Data entries:
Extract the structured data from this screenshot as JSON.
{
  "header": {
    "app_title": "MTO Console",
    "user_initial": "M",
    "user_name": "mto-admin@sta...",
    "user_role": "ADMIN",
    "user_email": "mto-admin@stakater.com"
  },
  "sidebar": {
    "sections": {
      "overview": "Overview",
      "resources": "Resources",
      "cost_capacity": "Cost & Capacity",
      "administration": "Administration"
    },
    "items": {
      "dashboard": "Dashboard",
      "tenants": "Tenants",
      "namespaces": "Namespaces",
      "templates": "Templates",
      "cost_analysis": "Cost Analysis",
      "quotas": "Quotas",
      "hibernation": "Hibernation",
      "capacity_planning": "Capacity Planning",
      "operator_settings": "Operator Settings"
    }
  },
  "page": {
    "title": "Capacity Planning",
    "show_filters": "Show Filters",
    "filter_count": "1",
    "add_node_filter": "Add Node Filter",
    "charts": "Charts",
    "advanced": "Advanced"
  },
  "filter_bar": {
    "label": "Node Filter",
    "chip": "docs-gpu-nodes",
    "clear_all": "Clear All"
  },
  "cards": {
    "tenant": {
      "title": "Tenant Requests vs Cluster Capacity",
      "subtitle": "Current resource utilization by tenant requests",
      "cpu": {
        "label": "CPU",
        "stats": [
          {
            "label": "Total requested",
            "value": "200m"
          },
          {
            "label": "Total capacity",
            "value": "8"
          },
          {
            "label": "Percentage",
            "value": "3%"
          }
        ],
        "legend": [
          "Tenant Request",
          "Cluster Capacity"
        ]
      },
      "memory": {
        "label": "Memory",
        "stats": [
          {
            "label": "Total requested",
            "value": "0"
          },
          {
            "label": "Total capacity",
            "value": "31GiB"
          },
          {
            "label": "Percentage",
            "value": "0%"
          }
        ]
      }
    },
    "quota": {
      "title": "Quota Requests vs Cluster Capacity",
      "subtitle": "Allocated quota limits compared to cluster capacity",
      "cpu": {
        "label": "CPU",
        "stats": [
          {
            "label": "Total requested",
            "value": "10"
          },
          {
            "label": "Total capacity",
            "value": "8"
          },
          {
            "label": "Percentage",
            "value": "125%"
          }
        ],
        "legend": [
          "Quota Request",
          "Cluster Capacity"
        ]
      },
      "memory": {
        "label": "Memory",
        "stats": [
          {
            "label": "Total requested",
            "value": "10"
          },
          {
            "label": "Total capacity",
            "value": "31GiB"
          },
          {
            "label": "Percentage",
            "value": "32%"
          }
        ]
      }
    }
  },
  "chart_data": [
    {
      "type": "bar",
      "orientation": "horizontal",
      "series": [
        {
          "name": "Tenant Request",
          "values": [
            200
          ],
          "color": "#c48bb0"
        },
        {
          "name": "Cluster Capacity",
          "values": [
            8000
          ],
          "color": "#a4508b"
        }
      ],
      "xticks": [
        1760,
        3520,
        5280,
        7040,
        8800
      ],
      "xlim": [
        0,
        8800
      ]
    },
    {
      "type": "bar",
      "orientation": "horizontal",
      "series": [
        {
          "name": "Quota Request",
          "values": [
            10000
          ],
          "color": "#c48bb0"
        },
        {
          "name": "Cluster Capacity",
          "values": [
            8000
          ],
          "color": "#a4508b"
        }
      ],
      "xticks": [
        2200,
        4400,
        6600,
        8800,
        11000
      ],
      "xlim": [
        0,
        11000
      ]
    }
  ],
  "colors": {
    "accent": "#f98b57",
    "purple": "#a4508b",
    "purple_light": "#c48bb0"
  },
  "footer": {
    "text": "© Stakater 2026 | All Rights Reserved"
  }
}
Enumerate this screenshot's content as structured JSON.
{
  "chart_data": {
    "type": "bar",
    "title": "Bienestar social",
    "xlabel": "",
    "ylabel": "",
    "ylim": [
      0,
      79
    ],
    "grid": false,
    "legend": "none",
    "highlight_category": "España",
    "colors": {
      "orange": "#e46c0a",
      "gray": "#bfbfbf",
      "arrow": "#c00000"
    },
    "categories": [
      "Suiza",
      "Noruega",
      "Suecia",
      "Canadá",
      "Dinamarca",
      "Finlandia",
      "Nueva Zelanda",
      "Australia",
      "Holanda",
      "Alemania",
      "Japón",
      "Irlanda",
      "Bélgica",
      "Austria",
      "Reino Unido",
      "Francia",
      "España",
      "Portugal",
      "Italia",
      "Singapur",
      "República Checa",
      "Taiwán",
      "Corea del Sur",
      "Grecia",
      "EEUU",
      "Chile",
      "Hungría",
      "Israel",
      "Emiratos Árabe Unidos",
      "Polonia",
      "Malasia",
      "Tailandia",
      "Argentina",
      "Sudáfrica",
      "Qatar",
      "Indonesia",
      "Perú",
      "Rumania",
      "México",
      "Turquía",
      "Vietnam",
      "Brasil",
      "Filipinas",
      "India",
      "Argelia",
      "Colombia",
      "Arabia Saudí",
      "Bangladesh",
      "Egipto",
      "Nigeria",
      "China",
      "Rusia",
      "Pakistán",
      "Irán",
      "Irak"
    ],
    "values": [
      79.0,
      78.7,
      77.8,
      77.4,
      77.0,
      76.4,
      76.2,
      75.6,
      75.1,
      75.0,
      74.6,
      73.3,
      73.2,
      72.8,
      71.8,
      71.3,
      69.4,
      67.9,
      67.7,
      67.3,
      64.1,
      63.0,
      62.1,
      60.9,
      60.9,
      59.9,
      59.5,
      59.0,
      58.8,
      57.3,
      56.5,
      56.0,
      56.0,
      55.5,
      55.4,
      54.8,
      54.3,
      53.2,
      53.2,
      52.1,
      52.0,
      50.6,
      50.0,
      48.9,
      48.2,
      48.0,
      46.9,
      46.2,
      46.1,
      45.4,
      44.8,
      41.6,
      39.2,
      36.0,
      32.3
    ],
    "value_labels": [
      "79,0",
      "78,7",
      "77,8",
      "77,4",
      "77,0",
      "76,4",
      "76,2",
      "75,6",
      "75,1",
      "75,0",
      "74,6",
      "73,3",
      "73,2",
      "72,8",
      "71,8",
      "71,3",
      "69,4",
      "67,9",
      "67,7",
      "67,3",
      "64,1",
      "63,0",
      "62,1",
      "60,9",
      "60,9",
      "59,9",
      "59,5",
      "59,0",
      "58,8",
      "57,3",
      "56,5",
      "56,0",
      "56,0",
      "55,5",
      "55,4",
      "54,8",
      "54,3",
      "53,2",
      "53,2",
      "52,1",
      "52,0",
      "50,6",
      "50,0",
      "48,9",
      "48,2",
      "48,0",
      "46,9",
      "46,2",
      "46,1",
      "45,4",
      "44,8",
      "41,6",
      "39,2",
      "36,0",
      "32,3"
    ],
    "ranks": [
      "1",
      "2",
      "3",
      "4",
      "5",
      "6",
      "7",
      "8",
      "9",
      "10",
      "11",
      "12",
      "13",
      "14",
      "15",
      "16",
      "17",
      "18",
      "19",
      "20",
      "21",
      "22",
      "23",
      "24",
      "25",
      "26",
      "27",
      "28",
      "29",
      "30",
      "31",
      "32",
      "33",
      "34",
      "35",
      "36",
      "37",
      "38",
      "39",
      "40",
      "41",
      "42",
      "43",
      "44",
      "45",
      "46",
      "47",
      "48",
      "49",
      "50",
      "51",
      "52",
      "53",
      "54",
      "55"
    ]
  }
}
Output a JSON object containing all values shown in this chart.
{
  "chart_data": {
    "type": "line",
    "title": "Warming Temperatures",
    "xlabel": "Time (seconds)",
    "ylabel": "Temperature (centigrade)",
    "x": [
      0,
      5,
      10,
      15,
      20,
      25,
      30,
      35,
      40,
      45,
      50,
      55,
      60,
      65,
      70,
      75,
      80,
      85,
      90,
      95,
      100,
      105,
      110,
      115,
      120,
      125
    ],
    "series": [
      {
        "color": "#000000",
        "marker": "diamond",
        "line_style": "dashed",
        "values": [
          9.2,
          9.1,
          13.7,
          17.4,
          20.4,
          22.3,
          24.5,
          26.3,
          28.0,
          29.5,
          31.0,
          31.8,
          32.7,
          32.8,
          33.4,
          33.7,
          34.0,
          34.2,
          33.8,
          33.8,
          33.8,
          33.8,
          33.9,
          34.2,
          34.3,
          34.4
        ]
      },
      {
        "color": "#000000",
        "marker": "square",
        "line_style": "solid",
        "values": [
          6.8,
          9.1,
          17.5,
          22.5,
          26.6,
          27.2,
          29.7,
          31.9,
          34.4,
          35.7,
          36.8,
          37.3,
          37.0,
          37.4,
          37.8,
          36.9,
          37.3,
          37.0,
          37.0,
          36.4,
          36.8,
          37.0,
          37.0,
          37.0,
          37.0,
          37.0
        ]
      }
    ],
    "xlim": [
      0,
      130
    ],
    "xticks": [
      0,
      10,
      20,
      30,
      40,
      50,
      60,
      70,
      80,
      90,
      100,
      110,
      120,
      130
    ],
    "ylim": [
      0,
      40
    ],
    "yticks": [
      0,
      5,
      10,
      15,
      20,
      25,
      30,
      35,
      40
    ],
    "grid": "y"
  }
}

Directive: Pull out each line of the listing that holds the string "structured".

Solution to this problem:
Extract the structured data from this screenshot as JSON.
Enumerate this screenshot's content as structured JSON.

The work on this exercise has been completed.